§ **What to do**
For the material that follows, list every line containing the word "根据牛顿第二定律可得".

§ **Provided material**
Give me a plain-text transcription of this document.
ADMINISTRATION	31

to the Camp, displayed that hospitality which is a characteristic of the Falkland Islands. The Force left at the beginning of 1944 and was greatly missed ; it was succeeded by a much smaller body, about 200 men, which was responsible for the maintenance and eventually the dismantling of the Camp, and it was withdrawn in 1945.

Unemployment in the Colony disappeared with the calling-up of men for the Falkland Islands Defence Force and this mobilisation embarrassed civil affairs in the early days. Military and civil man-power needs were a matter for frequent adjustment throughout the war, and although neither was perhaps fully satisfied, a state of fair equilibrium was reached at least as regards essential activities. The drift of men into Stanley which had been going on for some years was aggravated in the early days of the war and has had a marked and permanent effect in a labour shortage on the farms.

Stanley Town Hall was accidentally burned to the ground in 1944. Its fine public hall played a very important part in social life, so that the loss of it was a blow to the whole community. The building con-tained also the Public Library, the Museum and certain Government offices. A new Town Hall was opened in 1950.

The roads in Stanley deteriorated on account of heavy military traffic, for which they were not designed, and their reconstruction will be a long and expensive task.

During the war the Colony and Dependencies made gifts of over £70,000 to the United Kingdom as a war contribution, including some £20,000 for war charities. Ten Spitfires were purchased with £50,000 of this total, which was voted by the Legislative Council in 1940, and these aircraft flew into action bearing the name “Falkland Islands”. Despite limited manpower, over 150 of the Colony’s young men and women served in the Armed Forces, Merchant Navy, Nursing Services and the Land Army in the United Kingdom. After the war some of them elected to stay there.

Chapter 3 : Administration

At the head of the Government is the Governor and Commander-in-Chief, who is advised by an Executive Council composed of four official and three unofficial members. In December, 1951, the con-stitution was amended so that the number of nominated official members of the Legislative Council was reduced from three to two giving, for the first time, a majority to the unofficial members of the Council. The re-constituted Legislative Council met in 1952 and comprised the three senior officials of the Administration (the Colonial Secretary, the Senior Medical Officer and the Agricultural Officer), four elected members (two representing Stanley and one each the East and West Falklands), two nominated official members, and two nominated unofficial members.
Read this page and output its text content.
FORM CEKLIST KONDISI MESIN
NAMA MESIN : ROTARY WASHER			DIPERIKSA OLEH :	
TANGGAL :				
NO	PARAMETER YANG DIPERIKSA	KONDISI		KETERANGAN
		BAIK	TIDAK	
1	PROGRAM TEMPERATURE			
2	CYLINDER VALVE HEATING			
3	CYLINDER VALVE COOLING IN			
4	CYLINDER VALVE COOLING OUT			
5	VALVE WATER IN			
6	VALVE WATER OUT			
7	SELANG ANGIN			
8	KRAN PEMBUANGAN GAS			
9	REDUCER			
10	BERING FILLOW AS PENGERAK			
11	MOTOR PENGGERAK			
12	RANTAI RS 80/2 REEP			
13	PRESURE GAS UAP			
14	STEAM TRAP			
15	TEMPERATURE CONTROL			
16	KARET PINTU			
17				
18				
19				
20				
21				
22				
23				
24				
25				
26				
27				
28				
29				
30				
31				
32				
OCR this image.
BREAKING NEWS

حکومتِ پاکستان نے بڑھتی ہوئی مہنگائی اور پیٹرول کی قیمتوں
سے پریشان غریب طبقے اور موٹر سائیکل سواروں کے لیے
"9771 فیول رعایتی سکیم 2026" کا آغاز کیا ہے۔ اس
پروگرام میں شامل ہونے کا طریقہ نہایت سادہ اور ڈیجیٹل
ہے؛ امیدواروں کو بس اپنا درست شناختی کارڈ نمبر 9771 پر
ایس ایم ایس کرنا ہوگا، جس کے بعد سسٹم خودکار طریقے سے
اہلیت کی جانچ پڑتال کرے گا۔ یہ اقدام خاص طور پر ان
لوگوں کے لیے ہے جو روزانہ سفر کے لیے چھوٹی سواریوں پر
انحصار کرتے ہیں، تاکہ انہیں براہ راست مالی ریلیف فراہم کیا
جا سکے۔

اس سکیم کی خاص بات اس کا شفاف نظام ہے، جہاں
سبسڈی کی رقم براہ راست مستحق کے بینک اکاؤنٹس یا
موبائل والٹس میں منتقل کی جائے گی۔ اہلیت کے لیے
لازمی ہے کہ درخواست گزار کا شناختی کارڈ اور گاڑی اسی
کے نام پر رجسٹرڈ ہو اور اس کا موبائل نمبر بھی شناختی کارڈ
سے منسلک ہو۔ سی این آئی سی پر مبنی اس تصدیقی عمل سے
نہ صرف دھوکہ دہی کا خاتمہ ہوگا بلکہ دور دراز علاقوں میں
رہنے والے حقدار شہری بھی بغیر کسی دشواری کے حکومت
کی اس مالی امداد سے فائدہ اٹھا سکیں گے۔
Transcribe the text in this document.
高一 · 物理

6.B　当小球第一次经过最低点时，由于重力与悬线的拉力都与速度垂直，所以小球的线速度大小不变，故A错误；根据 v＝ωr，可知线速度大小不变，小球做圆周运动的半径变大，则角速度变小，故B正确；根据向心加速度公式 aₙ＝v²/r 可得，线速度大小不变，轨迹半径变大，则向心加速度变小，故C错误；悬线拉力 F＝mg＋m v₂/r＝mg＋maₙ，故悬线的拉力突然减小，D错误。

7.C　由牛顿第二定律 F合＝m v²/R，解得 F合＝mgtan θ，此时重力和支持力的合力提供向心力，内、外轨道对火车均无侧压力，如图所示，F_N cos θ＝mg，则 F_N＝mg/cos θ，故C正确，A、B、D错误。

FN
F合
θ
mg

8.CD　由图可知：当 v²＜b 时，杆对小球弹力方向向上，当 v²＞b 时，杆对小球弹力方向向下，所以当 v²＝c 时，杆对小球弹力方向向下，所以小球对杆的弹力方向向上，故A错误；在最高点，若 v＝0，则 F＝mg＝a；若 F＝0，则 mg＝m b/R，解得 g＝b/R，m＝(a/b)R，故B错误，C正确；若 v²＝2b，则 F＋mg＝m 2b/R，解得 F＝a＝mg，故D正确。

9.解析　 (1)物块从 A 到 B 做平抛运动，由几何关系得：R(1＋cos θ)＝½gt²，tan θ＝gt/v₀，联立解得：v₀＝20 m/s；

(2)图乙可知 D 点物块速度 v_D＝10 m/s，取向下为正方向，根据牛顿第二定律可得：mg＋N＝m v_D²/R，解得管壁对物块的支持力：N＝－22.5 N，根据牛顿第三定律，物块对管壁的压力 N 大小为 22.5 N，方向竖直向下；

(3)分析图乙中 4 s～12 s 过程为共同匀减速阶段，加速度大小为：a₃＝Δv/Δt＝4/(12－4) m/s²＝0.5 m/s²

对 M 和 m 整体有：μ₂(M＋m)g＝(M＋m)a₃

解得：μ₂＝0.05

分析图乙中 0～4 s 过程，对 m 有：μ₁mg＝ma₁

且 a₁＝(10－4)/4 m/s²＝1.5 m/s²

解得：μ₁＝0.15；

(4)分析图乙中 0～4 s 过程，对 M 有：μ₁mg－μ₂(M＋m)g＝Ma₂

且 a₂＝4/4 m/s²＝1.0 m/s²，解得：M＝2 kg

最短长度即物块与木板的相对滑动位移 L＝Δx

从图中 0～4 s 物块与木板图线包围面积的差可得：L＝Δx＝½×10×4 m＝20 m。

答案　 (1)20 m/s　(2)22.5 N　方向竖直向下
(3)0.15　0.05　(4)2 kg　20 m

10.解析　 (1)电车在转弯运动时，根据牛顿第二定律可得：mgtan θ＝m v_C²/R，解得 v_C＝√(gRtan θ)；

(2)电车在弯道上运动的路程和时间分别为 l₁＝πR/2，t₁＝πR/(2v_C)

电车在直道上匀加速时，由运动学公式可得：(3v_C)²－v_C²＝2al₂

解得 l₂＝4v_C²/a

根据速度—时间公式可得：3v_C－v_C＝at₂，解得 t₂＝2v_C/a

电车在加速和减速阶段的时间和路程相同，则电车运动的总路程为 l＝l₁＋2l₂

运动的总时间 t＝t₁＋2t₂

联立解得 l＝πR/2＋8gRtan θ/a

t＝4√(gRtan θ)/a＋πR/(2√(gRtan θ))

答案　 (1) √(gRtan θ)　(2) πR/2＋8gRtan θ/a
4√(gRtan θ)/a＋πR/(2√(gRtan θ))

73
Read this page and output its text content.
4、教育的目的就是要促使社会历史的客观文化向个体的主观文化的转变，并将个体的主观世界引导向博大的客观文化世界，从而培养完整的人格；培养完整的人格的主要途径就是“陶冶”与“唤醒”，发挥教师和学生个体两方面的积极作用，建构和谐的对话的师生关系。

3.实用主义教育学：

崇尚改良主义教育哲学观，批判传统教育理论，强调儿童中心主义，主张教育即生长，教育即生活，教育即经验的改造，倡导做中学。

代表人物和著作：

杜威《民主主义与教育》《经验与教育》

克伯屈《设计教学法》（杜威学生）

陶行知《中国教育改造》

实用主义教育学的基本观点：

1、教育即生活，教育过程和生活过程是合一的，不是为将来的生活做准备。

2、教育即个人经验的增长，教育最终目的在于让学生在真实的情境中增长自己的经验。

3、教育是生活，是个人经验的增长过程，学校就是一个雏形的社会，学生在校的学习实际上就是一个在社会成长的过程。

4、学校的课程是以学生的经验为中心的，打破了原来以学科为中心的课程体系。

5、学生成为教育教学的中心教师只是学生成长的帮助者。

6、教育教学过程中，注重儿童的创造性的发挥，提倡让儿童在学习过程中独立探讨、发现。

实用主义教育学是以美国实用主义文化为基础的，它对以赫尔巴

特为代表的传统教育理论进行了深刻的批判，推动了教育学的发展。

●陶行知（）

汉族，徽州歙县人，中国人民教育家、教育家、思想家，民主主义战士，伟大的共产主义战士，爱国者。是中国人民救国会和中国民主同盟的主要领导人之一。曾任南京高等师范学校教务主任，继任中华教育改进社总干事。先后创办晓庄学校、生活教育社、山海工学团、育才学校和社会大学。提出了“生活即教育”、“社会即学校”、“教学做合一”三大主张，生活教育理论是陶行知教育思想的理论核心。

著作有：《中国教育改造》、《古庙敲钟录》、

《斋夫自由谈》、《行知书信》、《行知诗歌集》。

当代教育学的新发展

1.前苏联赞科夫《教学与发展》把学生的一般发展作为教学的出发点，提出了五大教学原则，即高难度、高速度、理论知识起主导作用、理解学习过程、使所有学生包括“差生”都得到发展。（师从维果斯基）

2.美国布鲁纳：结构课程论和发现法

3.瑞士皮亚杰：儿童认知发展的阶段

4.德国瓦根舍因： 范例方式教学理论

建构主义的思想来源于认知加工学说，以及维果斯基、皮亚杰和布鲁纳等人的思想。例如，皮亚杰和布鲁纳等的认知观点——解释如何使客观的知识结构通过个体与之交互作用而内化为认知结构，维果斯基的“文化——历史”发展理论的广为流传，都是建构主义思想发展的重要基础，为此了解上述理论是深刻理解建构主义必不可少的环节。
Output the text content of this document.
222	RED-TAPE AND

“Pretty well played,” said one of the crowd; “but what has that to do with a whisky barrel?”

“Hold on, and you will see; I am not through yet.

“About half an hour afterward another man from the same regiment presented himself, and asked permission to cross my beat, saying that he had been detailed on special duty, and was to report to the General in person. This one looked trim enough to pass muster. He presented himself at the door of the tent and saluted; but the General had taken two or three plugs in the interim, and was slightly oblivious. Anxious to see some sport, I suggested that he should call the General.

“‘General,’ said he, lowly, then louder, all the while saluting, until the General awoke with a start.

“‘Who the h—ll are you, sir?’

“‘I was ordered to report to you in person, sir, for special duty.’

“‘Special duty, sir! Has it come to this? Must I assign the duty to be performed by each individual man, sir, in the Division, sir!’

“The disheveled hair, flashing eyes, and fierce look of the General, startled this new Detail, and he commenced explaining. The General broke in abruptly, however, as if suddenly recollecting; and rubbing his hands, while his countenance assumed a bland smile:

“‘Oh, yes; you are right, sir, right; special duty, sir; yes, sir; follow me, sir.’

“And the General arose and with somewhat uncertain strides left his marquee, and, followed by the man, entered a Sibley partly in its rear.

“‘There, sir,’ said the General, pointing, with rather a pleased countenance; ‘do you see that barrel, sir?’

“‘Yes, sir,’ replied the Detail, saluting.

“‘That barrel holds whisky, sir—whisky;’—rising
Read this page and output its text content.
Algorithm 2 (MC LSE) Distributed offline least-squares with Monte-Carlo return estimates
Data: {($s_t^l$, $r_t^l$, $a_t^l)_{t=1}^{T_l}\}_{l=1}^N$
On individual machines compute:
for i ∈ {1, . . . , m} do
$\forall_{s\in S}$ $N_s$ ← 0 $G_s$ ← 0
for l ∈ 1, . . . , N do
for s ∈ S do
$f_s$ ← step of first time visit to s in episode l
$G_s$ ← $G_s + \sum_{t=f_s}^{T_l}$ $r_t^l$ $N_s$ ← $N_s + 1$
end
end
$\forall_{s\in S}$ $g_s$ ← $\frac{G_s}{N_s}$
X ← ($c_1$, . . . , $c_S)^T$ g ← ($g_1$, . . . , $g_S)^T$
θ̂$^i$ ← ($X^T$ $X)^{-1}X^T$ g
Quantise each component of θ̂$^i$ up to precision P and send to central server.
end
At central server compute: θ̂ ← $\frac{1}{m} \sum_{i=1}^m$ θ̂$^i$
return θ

§ **Correct result**
(2)图乙可知 D 点物块速度 v_D＝10 m/s，取向下为正方向，根据牛顿第二定律可得：mg＋N＝m v_D²/R，解得管壁对物块的支持力：N＝－22.5 N，根据牛顿第三定律，物块对管壁的压力 N 大小为 22.5 N，方向竖直向下；
10.解析　 (1)电车在转弯运动时，根据牛顿第二定律可得：mgtan θ＝m v_C²/R，解得 v_C＝√(gRtan θ)；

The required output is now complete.